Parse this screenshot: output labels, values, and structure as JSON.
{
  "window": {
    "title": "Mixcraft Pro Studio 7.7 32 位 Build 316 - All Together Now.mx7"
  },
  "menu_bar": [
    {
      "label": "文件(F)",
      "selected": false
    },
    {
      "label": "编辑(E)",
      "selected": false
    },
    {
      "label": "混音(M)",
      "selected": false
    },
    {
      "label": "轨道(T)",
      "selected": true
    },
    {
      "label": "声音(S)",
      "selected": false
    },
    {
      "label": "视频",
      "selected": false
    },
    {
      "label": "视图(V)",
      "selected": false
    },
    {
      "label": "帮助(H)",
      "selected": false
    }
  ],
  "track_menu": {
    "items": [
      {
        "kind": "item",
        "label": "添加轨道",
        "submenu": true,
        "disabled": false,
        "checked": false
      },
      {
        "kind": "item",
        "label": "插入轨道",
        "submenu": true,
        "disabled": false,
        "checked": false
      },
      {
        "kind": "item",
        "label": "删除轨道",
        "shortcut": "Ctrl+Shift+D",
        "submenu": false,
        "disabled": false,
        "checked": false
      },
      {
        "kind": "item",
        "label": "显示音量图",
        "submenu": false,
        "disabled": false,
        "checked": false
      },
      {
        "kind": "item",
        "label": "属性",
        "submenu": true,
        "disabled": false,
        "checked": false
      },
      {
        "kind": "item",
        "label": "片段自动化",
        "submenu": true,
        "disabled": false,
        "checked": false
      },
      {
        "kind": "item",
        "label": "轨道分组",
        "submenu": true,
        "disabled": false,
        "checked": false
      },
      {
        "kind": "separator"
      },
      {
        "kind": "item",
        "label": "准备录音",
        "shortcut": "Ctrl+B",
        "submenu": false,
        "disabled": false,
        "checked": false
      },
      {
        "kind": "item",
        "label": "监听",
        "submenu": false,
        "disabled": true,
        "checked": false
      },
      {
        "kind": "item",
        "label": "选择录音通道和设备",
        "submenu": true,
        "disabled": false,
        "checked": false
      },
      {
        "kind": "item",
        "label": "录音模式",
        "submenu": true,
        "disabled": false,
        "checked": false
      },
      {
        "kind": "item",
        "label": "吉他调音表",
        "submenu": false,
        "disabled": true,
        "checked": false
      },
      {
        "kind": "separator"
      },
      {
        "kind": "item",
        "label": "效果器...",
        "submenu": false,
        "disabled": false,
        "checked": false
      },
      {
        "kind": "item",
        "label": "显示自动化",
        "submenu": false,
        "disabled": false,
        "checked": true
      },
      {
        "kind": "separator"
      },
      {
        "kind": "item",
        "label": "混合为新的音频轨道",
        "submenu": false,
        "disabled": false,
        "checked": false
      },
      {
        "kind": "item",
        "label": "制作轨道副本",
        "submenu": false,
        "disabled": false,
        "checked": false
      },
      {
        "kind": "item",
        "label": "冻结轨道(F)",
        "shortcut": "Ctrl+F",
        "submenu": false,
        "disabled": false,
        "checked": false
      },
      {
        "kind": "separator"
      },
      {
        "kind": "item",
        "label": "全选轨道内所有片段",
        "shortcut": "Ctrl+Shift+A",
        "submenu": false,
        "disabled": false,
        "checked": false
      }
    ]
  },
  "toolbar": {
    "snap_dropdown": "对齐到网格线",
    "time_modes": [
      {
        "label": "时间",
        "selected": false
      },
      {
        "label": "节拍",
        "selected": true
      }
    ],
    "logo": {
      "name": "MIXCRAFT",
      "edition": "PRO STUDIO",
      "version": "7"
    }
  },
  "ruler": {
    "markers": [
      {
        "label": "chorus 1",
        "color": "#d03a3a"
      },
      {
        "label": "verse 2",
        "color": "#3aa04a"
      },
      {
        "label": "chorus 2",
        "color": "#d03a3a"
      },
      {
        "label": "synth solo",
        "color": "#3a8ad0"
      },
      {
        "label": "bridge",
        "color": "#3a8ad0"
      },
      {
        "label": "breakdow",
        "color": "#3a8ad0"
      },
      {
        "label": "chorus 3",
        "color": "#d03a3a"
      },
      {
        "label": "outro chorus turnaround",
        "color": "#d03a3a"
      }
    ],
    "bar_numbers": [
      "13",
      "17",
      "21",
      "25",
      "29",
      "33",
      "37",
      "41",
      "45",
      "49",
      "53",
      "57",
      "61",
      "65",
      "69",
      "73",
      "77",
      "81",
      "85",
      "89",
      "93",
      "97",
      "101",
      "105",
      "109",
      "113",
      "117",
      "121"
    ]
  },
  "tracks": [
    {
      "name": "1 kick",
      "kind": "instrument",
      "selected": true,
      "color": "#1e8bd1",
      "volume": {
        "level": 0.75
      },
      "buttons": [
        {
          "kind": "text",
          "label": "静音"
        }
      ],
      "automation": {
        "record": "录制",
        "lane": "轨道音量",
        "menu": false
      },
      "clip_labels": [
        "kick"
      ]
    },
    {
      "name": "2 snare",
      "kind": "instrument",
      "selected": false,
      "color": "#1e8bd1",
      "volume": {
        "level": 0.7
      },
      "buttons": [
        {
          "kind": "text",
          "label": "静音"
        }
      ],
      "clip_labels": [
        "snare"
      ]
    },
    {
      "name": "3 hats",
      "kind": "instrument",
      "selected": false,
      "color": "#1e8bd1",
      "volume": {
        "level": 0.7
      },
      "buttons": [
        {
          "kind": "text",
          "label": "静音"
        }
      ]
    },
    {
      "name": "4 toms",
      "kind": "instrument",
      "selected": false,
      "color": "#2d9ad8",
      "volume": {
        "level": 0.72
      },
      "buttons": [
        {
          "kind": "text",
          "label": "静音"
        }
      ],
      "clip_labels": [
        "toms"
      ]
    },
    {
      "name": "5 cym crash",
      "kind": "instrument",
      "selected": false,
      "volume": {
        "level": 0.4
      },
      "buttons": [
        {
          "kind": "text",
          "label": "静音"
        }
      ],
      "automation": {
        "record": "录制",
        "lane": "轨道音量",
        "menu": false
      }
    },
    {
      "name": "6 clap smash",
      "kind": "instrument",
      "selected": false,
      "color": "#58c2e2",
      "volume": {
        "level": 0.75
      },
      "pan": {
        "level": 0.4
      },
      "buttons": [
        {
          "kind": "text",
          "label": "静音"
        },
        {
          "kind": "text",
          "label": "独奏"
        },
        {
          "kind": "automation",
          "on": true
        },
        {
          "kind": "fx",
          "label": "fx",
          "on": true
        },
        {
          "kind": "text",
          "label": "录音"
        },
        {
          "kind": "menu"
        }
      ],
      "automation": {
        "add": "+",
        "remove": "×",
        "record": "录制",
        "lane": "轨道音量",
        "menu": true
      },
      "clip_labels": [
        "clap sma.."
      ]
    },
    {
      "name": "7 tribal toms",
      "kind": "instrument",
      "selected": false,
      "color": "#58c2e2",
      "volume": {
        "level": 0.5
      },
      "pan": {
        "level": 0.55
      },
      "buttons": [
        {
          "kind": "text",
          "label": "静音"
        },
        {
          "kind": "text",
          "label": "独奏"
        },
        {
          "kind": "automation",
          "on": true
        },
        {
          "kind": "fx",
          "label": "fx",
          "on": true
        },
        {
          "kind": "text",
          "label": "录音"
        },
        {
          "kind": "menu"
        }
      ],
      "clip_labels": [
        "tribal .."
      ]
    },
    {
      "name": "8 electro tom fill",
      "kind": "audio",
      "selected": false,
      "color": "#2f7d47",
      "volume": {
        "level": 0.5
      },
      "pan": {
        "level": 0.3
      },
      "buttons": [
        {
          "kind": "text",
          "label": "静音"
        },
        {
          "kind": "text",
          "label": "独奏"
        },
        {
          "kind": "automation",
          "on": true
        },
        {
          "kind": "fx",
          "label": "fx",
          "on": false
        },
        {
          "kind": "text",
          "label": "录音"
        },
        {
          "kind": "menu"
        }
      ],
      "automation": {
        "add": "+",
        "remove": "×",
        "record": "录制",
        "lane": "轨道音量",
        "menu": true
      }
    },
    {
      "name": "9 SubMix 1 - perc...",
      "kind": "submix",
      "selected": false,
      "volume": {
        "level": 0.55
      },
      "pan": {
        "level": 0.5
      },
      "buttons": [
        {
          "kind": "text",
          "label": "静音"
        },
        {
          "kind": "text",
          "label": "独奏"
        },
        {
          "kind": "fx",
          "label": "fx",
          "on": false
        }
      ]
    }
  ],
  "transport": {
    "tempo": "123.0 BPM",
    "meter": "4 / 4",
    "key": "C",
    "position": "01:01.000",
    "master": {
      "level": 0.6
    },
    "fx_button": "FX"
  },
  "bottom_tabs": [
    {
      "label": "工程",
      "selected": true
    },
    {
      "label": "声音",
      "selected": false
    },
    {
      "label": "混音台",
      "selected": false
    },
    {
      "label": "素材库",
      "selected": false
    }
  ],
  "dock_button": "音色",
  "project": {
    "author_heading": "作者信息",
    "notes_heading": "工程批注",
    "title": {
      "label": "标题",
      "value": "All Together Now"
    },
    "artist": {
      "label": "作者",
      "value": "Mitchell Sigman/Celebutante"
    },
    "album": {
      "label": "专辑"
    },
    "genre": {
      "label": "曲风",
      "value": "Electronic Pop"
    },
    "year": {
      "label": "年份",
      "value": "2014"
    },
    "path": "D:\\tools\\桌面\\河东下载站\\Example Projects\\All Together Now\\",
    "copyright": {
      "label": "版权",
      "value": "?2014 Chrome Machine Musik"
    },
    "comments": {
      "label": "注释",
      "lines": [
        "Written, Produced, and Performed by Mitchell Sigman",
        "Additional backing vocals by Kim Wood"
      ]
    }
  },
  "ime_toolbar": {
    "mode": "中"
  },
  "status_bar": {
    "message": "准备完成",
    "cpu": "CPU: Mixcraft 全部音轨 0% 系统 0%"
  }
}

:::

→ Instruction
Copy each line of the listing that contains the string "Mitchell".

→ Final result
      "value": "Mitchell Sigman/Celebutante"
        "Written, Produced, and Performed by Mitchell Sigman",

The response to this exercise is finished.